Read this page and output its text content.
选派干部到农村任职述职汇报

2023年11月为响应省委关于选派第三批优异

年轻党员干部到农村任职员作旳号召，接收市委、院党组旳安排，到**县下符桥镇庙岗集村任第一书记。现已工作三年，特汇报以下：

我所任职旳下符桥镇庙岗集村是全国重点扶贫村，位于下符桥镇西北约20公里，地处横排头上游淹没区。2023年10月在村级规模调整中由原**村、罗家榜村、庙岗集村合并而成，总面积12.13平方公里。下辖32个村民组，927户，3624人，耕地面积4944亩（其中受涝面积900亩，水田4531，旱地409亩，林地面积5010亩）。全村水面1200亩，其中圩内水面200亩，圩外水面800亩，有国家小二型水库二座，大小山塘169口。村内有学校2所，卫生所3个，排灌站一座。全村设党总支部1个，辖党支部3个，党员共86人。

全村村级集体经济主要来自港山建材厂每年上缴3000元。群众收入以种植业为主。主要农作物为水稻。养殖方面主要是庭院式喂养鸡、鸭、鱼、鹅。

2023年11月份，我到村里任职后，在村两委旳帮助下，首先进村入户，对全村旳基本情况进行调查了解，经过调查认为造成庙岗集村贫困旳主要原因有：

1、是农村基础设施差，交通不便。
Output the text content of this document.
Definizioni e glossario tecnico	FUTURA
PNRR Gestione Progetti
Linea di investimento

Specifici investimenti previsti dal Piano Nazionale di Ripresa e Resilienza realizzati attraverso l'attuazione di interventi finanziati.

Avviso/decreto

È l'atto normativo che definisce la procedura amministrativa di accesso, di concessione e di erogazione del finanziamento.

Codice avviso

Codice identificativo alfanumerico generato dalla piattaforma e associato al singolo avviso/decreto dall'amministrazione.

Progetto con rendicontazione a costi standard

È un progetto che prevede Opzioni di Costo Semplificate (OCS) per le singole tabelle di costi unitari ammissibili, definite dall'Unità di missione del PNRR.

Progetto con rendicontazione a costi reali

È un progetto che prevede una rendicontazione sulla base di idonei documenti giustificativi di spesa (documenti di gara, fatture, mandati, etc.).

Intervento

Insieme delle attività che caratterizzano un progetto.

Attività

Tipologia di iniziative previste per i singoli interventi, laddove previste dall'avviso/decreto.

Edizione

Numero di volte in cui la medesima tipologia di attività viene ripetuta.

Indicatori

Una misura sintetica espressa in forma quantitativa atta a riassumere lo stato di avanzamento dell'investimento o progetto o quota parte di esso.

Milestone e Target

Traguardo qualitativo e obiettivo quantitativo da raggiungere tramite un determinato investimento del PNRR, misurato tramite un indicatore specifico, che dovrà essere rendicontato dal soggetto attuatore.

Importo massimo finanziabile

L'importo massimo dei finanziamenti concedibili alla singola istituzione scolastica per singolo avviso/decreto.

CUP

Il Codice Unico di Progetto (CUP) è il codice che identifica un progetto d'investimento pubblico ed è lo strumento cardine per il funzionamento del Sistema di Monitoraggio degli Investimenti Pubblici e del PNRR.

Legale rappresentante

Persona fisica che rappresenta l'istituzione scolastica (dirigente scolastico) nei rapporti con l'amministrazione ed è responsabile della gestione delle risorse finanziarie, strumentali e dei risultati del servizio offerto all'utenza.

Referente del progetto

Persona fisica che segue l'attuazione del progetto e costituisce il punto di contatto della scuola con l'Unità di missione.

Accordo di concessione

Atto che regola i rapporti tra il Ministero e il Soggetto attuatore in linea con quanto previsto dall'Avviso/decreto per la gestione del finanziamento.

===============

→ **Given exercise**:
Using the exact wording, write out all of the records.

→ **Task response**:
Read this page and output its text content.
选派干部到农村任职述职汇报

2023年11月为响应省委关于选派第三批优异

年轻党员干部到农村任职员作旳号召，接收市委、院党组旳安排，到**县下符桥镇庙岗集村任第一书记。现已工作三年，特汇报以下：

我所任职旳下符桥镇庙岗集村是全国重点扶贫村，位于下符桥镇西北约20公里，地处横排头上游淹没区。2023年10月在村级规模调整中由原**村、罗家榜村、庙岗集村合并而成，总面积12.13平方公里。下辖32个村民组，927户，3624人，耕地面积4944亩（其中受涝面积900亩，水田4531，旱地409亩，林地面积5010亩）。全村水面1200亩，其中圩内水面200亩，圩外水面800亩，有国家小二型水库二座，大小山塘169口。村内有学校2所，卫生所3个，排灌站一座。全村设党总支部1个，辖党支部3个，党员共86人。

全村村级集体经济主要来自港山建材厂每年上缴3000元。群众收入以种植业为主。主要农作物为水稻。养殖方面主要是庭院式喂养鸡、鸭、鱼、鹅。

2023年11月份，我到村里任职后，在村两委旳帮助下，首先进村入户，对全村旳基本情况进行调查了解，经过调查认为造成庙岗集村贫困旳主要原因有：

1、是农村基础设施差，交通不便。
Output the text content of this document.
Definizioni e glossario tecnico	FUTURA
PNRR Gestione Progetti
Linea di investimento

Specifici investimenti previsti dal Piano Nazionale di Ripresa e Resilienza realizzati attraverso l'attuazione di interventi finanziati.

Avviso/decreto

È l'atto normativo che definisce la procedura amministrativa di accesso, di concessione e di erogazione del finanziamento.

Codice avviso

Codice identificativo alfanumerico generato dalla piattaforma e associato al singolo avviso/decreto dall'amministrazione.

Progetto con rendicontazione a costi standard

È un progetto che prevede Opzioni di Costo Semplificate (OCS) per le singole tabelle di costi unitari ammissibili, definite dall'Unità di missione del PNRR.

Progetto con rendicontazione a costi reali

È un progetto che prevede una rendicontazione sulla base di idonei documenti giustificativi di spesa (documenti di gara, fatture, mandati, etc.).

Intervento

Insieme delle attività che caratterizzano un progetto.

Attività

Tipologia di iniziative previste per i singoli interventi, laddove previste dall'avviso/decreto.

Edizione

Numero di volte in cui la medesima tipologia di attività viene ripetuta.

Indicatori

Una misura sintetica espressa in forma quantitativa atta a riassumere lo stato di avanzamento dell'investimento o progetto o quota parte di esso.

Milestone e Target

Traguardo qualitativo e obiettivo quantitativo da raggiungere tramite un determinato investimento del PNRR, misurato tramite un indicatore specifico, che dovrà essere rendicontato dal soggetto attuatore.

Importo massimo finanziabile

L'importo massimo dei finanziamenti concedibili alla singola istituzione scolastica per singolo avviso/decreto.

CUP

Il Codice Unico di Progetto (CUP) è il codice che identifica un progetto d'investimento pubblico ed è lo strumento cardine per il funzionamento del Sistema di Monitoraggio degli Investimenti Pubblici e del PNRR.

Legale rappresentante

Persona fisica che rappresenta l'istituzione scolastica (dirigente scolastico) nei rapporti con l'amministrazione ed è responsabile della gestione delle risorse finanziarie, strumentali e dei risultati del servizio offerto all'utenza.

Referente del progetto

Persona fisica che segue l'attuazione del progetto e costituisce il punto di contatto della scuola con l'Unità di missione.

Accordo di concessione

Atto che regola i rapporti tra il Ministero e il Soggetto attuatore in linea con quanto previsto dall'Avviso/decreto per la gestione del finanziamento.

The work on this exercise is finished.